■ Given information:
┌──
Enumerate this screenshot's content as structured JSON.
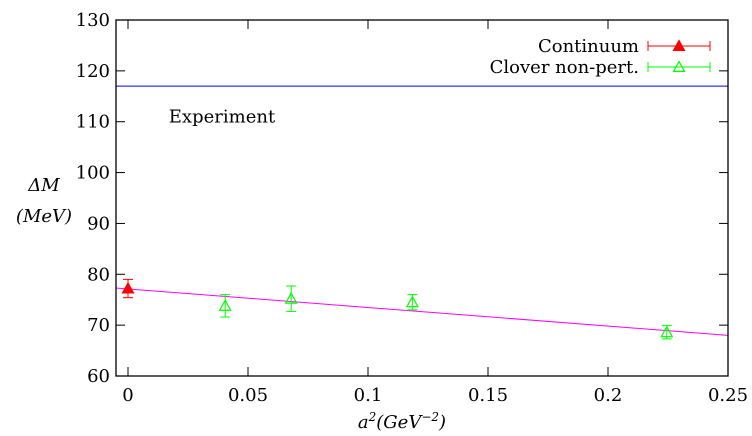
{
  "chart_data": {
    "type": "scatter",
    "xlabel_base": "a",
    "xlabel_sup": "2",
    "xlabel_rest": "(GeV",
    "xlabel_rest_sup": "−2",
    "xlabel_close": ")",
    "ylabel_line1": "ΔM",
    "ylabel_line2": "(MeV)",
    "xlim": [
      -0.005,
      0.25
    ],
    "ylim": [
      60,
      130
    ],
    "x_ticks": [
      0,
      0.05,
      0.1,
      0.15,
      0.2,
      0.25
    ],
    "x_tick_labels": [
      "0",
      "0.05",
      "0.1",
      "0.15",
      "0.2",
      "0.25"
    ],
    "y_ticks": [
      60,
      70,
      80,
      90,
      100,
      110,
      120,
      130
    ],
    "y_tick_labels": [
      "60",
      "70",
      "80",
      "90",
      "100",
      "110",
      "120",
      "130"
    ],
    "legend_position": "top-right",
    "series": [
      {
        "name": "Continuum",
        "color": "#ff0000",
        "marker": "filled-triangle",
        "points": [
          {
            "x": 0.0,
            "y": 77.2,
            "err": 1.8
          }
        ]
      },
      {
        "name": "Clover non-pert.",
        "color": "#00ff00",
        "marker": "open-triangle",
        "points": [
          {
            "x": 0.0405,
            "y": 73.8,
            "err": 2.2
          },
          {
            "x": 0.068,
            "y": 75.2,
            "err": 2.5
          },
          {
            "x": 0.1185,
            "y": 74.5,
            "err": 1.5
          },
          {
            "x": 0.2245,
            "y": 68.6,
            "err": 1.3
          }
        ]
      }
    ],
    "fit_line": {
      "color": "#ff00ff",
      "x0": -0.005,
      "y0": 77.3,
      "x1": 0.25,
      "y1": 68.0
    },
    "reference_line": {
      "color": "#0000ff",
      "y": 117.0,
      "label": "Experiment",
      "label_x": 0.017,
      "label_y": 109.8
    }
  }
}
└──
■ Written problem: Working from the listing above, pick out every line that has "marker" and copy it.

■ Output:
        "marker": "filled-triangle",
        "marker": "open-triangle",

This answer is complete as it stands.